_GIVEN EXERCISE_
Work out how many lines include "translating" and answer with that number only.

_DATA RECORDS_
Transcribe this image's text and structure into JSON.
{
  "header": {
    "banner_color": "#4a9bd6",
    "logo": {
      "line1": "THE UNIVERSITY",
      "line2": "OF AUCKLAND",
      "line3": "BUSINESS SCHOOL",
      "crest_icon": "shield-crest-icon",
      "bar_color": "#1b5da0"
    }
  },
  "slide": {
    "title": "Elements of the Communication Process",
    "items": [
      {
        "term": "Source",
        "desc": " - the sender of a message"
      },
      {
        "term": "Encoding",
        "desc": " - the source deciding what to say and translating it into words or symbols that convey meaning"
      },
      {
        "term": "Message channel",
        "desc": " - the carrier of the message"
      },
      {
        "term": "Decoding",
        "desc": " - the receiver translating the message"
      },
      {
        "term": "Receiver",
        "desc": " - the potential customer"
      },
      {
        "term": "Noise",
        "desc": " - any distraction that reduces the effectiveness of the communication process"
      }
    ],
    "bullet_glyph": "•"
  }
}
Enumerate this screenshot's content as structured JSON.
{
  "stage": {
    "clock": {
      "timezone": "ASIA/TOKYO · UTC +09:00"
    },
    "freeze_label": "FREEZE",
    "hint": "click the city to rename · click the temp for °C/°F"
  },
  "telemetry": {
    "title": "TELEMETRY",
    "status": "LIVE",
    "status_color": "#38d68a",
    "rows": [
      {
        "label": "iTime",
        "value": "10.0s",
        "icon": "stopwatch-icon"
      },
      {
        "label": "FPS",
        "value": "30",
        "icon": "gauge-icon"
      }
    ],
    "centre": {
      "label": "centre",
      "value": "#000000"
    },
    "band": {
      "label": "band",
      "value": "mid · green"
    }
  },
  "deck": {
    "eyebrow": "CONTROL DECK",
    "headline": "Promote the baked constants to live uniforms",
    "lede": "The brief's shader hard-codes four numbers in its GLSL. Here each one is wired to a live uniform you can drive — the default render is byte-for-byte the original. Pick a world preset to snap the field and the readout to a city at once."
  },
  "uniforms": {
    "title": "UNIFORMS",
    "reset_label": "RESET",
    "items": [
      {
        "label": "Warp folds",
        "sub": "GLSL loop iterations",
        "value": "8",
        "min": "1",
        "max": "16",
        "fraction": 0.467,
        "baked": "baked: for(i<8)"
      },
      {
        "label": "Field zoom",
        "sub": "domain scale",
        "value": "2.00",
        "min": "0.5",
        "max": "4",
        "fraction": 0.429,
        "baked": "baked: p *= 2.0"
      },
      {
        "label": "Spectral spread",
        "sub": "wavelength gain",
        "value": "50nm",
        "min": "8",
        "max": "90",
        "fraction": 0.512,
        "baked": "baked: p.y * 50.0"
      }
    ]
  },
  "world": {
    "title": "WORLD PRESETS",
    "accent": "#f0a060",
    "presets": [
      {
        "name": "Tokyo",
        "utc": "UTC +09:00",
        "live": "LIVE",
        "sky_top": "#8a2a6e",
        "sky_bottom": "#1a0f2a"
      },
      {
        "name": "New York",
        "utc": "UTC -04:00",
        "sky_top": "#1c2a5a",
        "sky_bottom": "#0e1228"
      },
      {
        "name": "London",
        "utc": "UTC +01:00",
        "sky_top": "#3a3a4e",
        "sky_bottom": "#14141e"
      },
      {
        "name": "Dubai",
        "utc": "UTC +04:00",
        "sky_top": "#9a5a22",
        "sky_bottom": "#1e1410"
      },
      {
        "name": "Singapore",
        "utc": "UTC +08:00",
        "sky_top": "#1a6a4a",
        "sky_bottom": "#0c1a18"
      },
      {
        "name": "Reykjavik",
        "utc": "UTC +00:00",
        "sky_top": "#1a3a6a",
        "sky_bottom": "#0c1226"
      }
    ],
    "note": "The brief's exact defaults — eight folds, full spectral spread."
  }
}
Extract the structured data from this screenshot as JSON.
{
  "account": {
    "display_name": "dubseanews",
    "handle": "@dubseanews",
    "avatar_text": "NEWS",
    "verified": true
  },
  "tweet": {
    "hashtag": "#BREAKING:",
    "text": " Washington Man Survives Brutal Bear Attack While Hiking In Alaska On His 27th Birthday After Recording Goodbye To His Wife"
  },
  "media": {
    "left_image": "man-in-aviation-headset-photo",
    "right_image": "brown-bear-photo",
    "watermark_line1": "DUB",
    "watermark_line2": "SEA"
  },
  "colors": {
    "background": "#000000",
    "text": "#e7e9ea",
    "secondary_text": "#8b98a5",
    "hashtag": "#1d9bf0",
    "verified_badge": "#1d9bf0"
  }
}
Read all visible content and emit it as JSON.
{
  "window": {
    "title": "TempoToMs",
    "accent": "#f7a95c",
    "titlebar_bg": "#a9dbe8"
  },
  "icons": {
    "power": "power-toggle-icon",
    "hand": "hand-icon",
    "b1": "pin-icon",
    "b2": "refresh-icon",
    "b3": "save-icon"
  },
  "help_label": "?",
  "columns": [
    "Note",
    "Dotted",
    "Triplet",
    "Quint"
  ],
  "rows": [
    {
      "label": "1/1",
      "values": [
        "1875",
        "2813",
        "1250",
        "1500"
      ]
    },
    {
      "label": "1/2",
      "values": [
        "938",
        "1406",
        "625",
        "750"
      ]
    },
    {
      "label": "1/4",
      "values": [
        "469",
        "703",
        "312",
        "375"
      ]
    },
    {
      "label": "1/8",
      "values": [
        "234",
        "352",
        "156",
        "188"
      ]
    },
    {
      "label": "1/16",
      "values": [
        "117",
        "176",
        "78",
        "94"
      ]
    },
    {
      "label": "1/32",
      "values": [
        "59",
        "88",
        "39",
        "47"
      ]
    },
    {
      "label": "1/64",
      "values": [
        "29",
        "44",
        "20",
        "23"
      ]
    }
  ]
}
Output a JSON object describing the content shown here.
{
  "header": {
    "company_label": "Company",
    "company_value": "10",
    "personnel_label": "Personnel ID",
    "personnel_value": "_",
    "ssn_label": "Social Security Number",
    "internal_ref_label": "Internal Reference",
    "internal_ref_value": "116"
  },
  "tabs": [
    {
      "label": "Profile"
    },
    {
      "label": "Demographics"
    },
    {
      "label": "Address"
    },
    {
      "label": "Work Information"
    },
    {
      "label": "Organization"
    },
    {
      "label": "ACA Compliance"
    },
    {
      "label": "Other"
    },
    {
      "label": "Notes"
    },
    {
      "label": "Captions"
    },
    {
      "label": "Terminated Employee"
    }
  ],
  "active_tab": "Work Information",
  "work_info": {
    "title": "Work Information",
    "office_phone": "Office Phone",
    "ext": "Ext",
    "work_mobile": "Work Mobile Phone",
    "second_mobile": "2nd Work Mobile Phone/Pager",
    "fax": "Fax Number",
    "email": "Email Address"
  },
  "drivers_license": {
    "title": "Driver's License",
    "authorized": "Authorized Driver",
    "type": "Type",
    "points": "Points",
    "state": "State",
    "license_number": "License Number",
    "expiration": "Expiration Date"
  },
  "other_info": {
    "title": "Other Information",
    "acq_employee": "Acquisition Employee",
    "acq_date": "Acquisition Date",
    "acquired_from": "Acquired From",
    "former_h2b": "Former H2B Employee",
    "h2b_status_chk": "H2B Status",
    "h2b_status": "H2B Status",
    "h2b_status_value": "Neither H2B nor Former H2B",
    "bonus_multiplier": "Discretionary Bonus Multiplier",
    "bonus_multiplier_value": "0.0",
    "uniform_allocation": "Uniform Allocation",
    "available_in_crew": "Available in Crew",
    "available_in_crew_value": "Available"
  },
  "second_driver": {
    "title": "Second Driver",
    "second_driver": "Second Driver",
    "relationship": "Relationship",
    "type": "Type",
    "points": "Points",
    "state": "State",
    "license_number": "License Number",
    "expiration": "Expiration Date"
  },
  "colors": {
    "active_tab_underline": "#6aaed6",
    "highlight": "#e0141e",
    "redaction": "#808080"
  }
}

_TASK RESPONSE_
2